▶ _PROBLEM DESCRIPTION_
Every record below should be transcribed exactly. Omit the images.

__________________________________________________

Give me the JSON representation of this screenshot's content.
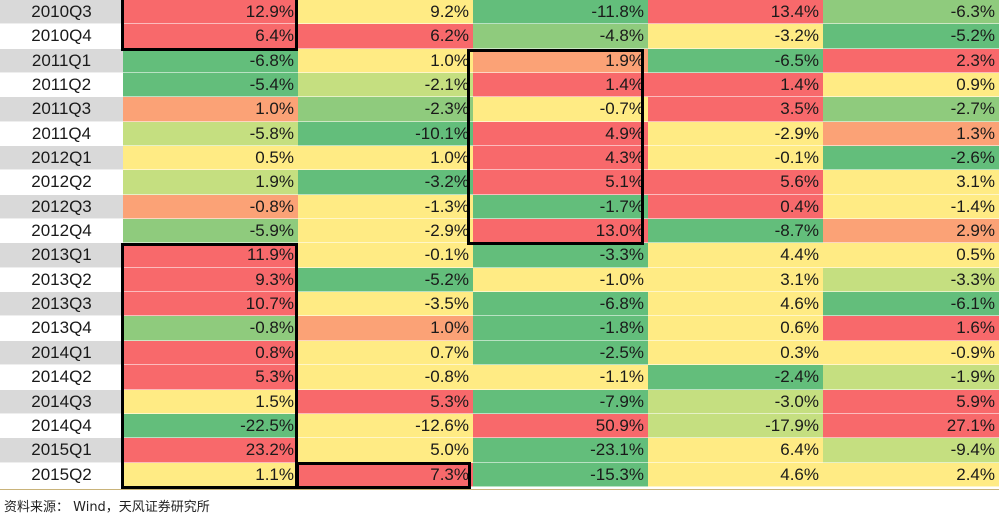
{
  "colors": {
    "label_gray": "#d9d9d9",
    "label_white": "#ffffff",
    "red": "#f8696b",
    "orange": "#fba276",
    "yellow": "#ffeb84",
    "light_green": "#c5df80",
    "mid_green": "#8fcb7d",
    "green": "#63be7b"
  },
  "table": {
    "rows": [
      {
        "period": "2010Q3",
        "label_bg": "label_gray",
        "cells": [
          [
            "12.9%",
            "red"
          ],
          [
            "9.2%",
            "yellow"
          ],
          [
            "-11.8%",
            "green"
          ],
          [
            "13.4%",
            "red"
          ],
          [
            "-6.3%",
            "mid_green"
          ]
        ]
      },
      {
        "period": "2010Q4",
        "label_bg": "label_white",
        "cells": [
          [
            "6.4%",
            "red"
          ],
          [
            "6.2%",
            "red"
          ],
          [
            "-4.8%",
            "mid_green"
          ],
          [
            "-3.2%",
            "yellow"
          ],
          [
            "-5.2%",
            "green"
          ]
        ]
      },
      {
        "period": "2011Q1",
        "label_bg": "label_gray",
        "cells": [
          [
            "-6.8%",
            "green"
          ],
          [
            "1.0%",
            "yellow"
          ],
          [
            "1.9%",
            "orange"
          ],
          [
            "-6.5%",
            "green"
          ],
          [
            "2.3%",
            "red"
          ]
        ]
      },
      {
        "period": "2011Q2",
        "label_bg": "label_white",
        "cells": [
          [
            "-5.4%",
            "green"
          ],
          [
            "-2.1%",
            "light_green"
          ],
          [
            "1.4%",
            "red"
          ],
          [
            "1.4%",
            "red"
          ],
          [
            "0.9%",
            "yellow"
          ]
        ]
      },
      {
        "period": "2011Q3",
        "label_bg": "label_gray",
        "cells": [
          [
            "1.0%",
            "orange"
          ],
          [
            "-2.3%",
            "mid_green"
          ],
          [
            "-0.7%",
            "yellow"
          ],
          [
            "3.5%",
            "red"
          ],
          [
            "-2.7%",
            "mid_green"
          ]
        ]
      },
      {
        "period": "2011Q4",
        "label_bg": "label_white",
        "cells": [
          [
            "-5.8%",
            "light_green"
          ],
          [
            "-10.1%",
            "green"
          ],
          [
            "4.9%",
            "red"
          ],
          [
            "-2.9%",
            "yellow"
          ],
          [
            "1.3%",
            "orange"
          ]
        ]
      },
      {
        "period": "2012Q1",
        "label_bg": "label_gray",
        "cells": [
          [
            "0.5%",
            "yellow"
          ],
          [
            "1.0%",
            "yellow"
          ],
          [
            "4.3%",
            "red"
          ],
          [
            "-0.1%",
            "yellow"
          ],
          [
            "-2.6%",
            "green"
          ]
        ]
      },
      {
        "period": "2012Q2",
        "label_bg": "label_white",
        "cells": [
          [
            "1.9%",
            "light_green"
          ],
          [
            "-3.2%",
            "green"
          ],
          [
            "5.1%",
            "red"
          ],
          [
            "5.6%",
            "red"
          ],
          [
            "3.1%",
            "yellow"
          ]
        ]
      },
      {
        "period": "2012Q3",
        "label_bg": "label_gray",
        "cells": [
          [
            "-0.8%",
            "orange"
          ],
          [
            "-1.3%",
            "yellow"
          ],
          [
            "-1.7%",
            "green"
          ],
          [
            "0.4%",
            "red"
          ],
          [
            "-1.4%",
            "yellow"
          ]
        ]
      },
      {
        "period": "2012Q4",
        "label_bg": "label_white",
        "cells": [
          [
            "-5.9%",
            "mid_green"
          ],
          [
            "-2.9%",
            "yellow"
          ],
          [
            "13.0%",
            "red"
          ],
          [
            "-8.7%",
            "green"
          ],
          [
            "2.9%",
            "orange"
          ]
        ]
      },
      {
        "period": "2013Q1",
        "label_bg": "label_gray",
        "cells": [
          [
            "11.9%",
            "red"
          ],
          [
            "-0.1%",
            "yellow"
          ],
          [
            "-3.3%",
            "green"
          ],
          [
            "4.4%",
            "yellow"
          ],
          [
            "0.5%",
            "yellow"
          ]
        ]
      },
      {
        "period": "2013Q2",
        "label_bg": "label_white",
        "cells": [
          [
            "9.3%",
            "red"
          ],
          [
            "-5.2%",
            "green"
          ],
          [
            "-1.0%",
            "yellow"
          ],
          [
            "3.1%",
            "yellow"
          ],
          [
            "-3.3%",
            "light_green"
          ]
        ]
      },
      {
        "period": "2013Q3",
        "label_bg": "label_gray",
        "cells": [
          [
            "10.7%",
            "red"
          ],
          [
            "-3.5%",
            "yellow"
          ],
          [
            "-6.8%",
            "green"
          ],
          [
            "4.6%",
            "yellow"
          ],
          [
            "-6.1%",
            "green"
          ]
        ]
      },
      {
        "period": "2013Q4",
        "label_bg": "label_white",
        "cells": [
          [
            "-0.8%",
            "mid_green"
          ],
          [
            "1.0%",
            "orange"
          ],
          [
            "-1.8%",
            "green"
          ],
          [
            "0.6%",
            "yellow"
          ],
          [
            "1.6%",
            "red"
          ]
        ]
      },
      {
        "period": "2014Q1",
        "label_bg": "label_gray",
        "cells": [
          [
            "0.8%",
            "red"
          ],
          [
            "0.7%",
            "yellow"
          ],
          [
            "-2.5%",
            "green"
          ],
          [
            "0.3%",
            "yellow"
          ],
          [
            "-0.9%",
            "yellow"
          ]
        ]
      },
      {
        "period": "2014Q2",
        "label_bg": "label_white",
        "cells": [
          [
            "5.3%",
            "red"
          ],
          [
            "-0.8%",
            "yellow"
          ],
          [
            "-1.1%",
            "yellow"
          ],
          [
            "-2.4%",
            "green"
          ],
          [
            "-1.9%",
            "light_green"
          ]
        ]
      },
      {
        "period": "2014Q3",
        "label_bg": "label_gray",
        "cells": [
          [
            "1.5%",
            "yellow"
          ],
          [
            "5.3%",
            "red"
          ],
          [
            "-7.9%",
            "green"
          ],
          [
            "-3.0%",
            "light_green"
          ],
          [
            "5.9%",
            "red"
          ]
        ]
      },
      {
        "period": "2014Q4",
        "label_bg": "label_white",
        "cells": [
          [
            "-22.5%",
            "green"
          ],
          [
            "-12.6%",
            "yellow"
          ],
          [
            "50.9%",
            "red"
          ],
          [
            "-17.9%",
            "light_green"
          ],
          [
            "27.1%",
            "red"
          ]
        ]
      },
      {
        "period": "2015Q1",
        "label_bg": "label_gray",
        "cells": [
          [
            "23.2%",
            "red"
          ],
          [
            "5.0%",
            "yellow"
          ],
          [
            "-23.1%",
            "green"
          ],
          [
            "6.4%",
            "yellow"
          ],
          [
            "-9.4%",
            "light_green"
          ]
        ]
      },
      {
        "period": "2015Q2",
        "label_bg": "label_white",
        "cells": [
          [
            "1.1%",
            "yellow"
          ],
          [
            "7.3%",
            "red"
          ],
          [
            "-15.3%",
            "green"
          ],
          [
            "4.6%",
            "yellow"
          ],
          [
            "2.4%",
            "yellow"
          ]
        ]
      }
    ]
  },
  "source_text": "资料来源： Wind，天风证券研究所"
}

__________________________________________________

▶ _OUTPUT_
Give me the JSON representation of this screenshot's content.
{
  "colors": {
    "label_gray": "#d9d9d9",
    "label_white": "#ffffff",
    "red": "#f8696b",
    "orange": "#fba276",
    "yellow": "#ffeb84",
    "light_green": "#c5df80",
    "mid_green": "#8fcb7d",
    "green": "#63be7b"
  },
  "table": {
    "rows": [
      {
        "period": "2010Q3",
        "label_bg": "label_gray",
        "cells": [
          [
            "12.9%",
            "red"
          ],
          [
            "9.2%",
            "yellow"
          ],
          [
            "-11.8%",
            "green"
          ],
          [
            "13.4%",
            "red"
          ],
          [
            "-6.3%",
            "mid_green"
          ]
        ]
      },
      {
        "period": "2010Q4",
        "label_bg": "label_white",
        "cells": [
          [
            "6.4%",
            "red"
          ],
          [
            "6.2%",
            "red"
          ],
          [
            "-4.8%",
            "mid_green"
          ],
          [
            "-3.2%",
            "yellow"
          ],
          [
            "-5.2%",
            "green"
          ]
        ]
      },
      {
        "period": "2011Q1",
        "label_bg": "label_gray",
        "cells": [
          [
            "-6.8%",
            "green"
          ],
          [
            "1.0%",
            "yellow"
          ],
          [
            "1.9%",
            "orange"
          ],
          [
            "-6.5%",
            "green"
          ],
          [
            "2.3%",
            "red"
          ]
        ]
      },
      {
        "period": "2011Q2",
        "label_bg": "label_white",
        "cells": [
          [
            "-5.4%",
            "green"
          ],
          [
            "-2.1%",
            "light_green"
          ],
          [
            "1.4%",
            "red"
          ],
          [
            "1.4%",
            "red"
          ],
          [
            "0.9%",
            "yellow"
          ]
        ]
      },
      {
        "period": "2011Q3",
        "label_bg": "label_gray",
        "cells": [
          [
            "1.0%",
            "orange"
          ],
          [
            "-2.3%",
            "mid_green"
          ],
          [
            "-0.7%",
            "yellow"
          ],
          [
            "3.5%",
            "red"
          ],
          [
            "-2.7%",
            "mid_green"
          ]
        ]
      },
      {
        "period": "2011Q4",
        "label_bg": "label_white",
        "cells": [
          [
            "-5.8%",
            "light_green"
          ],
          [
            "-10.1%",
            "green"
          ],
          [
            "4.9%",
            "red"
          ],
          [
            "-2.9%",
            "yellow"
          ],
          [
            "1.3%",
            "orange"
          ]
        ]
      },
      {
        "period": "2012Q1",
        "label_bg": "label_gray",
        "cells": [
          [
            "0.5%",
            "yellow"
          ],
          [
            "1.0%",
            "yellow"
          ],
          [
            "4.3%",
            "red"
          ],
          [
            "-0.1%",
            "yellow"
          ],
          [
            "-2.6%",
            "green"
          ]
        ]
      },
      {
        "period": "2012Q2",
        "label_bg": "label_white",
        "cells": [
          [
            "1.9%",
            "light_green"
          ],
          [
            "-3.2%",
            "green"
          ],
          [
            "5.1%",
            "red"
          ],
          [
            "5.6%",
            "red"
          ],
          [
            "3.1%",
            "yellow"
          ]
        ]
      },
      {
        "period": "2012Q3",
        "label_bg": "label_gray",
        "cells": [
          [
            "-0.8%",
            "orange"
          ],
          [
            "-1.3%",
            "yellow"
          ],
          [
            "-1.7%",
            "green"
          ],
          [
            "0.4%",
            "red"
          ],
          [
            "-1.4%",
            "yellow"
          ]
        ]
      },
      {
        "period": "2012Q4",
        "label_bg": "label_white",
        "cells": [
          [
            "-5.9%",
            "mid_green"
          ],
          [
            "-2.9%",
            "yellow"
          ],
          [
            "13.0%",
            "red"
          ],
          [
            "-8.7%",
            "green"
          ],
          [
            "2.9%",
            "orange"
          ]
        ]
      },
      {
        "period": "2013Q1",
        "label_bg": "label_gray",
        "cells": [
          [
            "11.9%",
            "red"
          ],
          [
            "-0.1%",
            "yellow"
          ],
          [
            "-3.3%",
            "green"
          ],
          [
            "4.4%",
            "yellow"
          ],
          [
            "0.5%",
            "yellow"
          ]
        ]
      },
      {
        "period": "2013Q2",
        "label_bg": "label_white",
        "cells": [
          [
            "9.3%",
            "red"
          ],
          [
            "-5.2%",
            "green"
          ],
          [
            "-1.0%",
            "yellow"
          ],
          [
            "3.1%",
            "yellow"
          ],
          [
            "-3.3%",
            "light_green"
          ]
        ]
      },
      {
        "period": "2013Q3",
        "label_bg": "label_gray",
        "cells": [
          [
            "10.7%",
            "red"
          ],
          [
            "-3.5%",
            "yellow"
          ],
          [
            "-6.8%",
            "green"
          ],
          [
            "4.6%",
            "yellow"
          ],
          [
            "-6.1%",
            "green"
          ]
        ]
      },
      {
        "period": "2013Q4",
        "label_bg": "label_white",
        "cells": [
          [
            "-0.8%",
            "mid_green"
          ],
          [
            "1.0%",
            "orange"
          ],
          [
            "-1.8%",
            "green"
          ],
          [
            "0.6%",
            "yellow"
          ],
          [
            "1.6%",
            "red"
          ]
        ]
      },
      {
        "period": "2014Q1",
        "label_bg": "label_gray",
        "cells": [
          [
            "0.8%",
            "red"
          ],
          [
            "0.7%",
            "yellow"
          ],
          [
            "-2.5%",
            "green"
          ],
          [
            "0.3%",
            "yellow"
          ],
          [
            "-0.9%",
            "yellow"
          ]
        ]
      },
      {
        "period": "2014Q2",
        "label_bg": "label_white",
        "cells": [
          [
            "5.3%",
            "red"
          ],
          [
            "-0.8%",
            "yellow"
          ],
          [
            "-1.1%",
            "yellow"
          ],
          [
            "-2.4%",
            "green"
          ],
          [
            "-1.9%",
            "light_green"
          ]
        ]
      },
      {
        "period": "2014Q3",
        "label_bg": "label_gray",
        "cells": [
          [
            "1.5%",
            "yellow"
          ],
          [
            "5.3%",
            "red"
          ],
          [
            "-7.9%",
            "green"
          ],
          [
            "-3.0%",
            "light_green"
          ],
          [
            "5.9%",
            "red"
          ]
        ]
      },
      {
        "period": "2014Q4",
        "label_bg": "label_white",
        "cells": [
          [
            "-22.5%",
            "green"
          ],
          [
            "-12.6%",
            "yellow"
          ],
          [
            "50.9%",
            "red"
          ],
          [
            "-17.9%",
            "light_green"
          ],
          [
            "27.1%",
            "red"
          ]
        ]
      },
      {
        "period": "2015Q1",
        "label_bg": "label_gray",
        "cells": [
          [
            "23.2%",
            "red"
          ],
          [
            "5.0%",
            "yellow"
          ],
          [
            "-23.1%",
            "green"
          ],
          [
            "6.4%",
            "yellow"
          ],
          [
            "-9.4%",
            "light_green"
          ]
        ]
      },
      {
        "period": "2015Q2",
        "label_bg": "label_white",
        "cells": [
          [
            "1.1%",
            "yellow"
          ],
          [
            "7.3%",
            "red"
          ],
          [
            "-15.3%",
            "green"
          ],
          [
            "4.6%",
            "yellow"
          ],
          [
            "2.4%",
            "yellow"
          ]
        ]
      }
    ]
  },
  "source_text": "资料来源： Wind，天风证券研究所"
}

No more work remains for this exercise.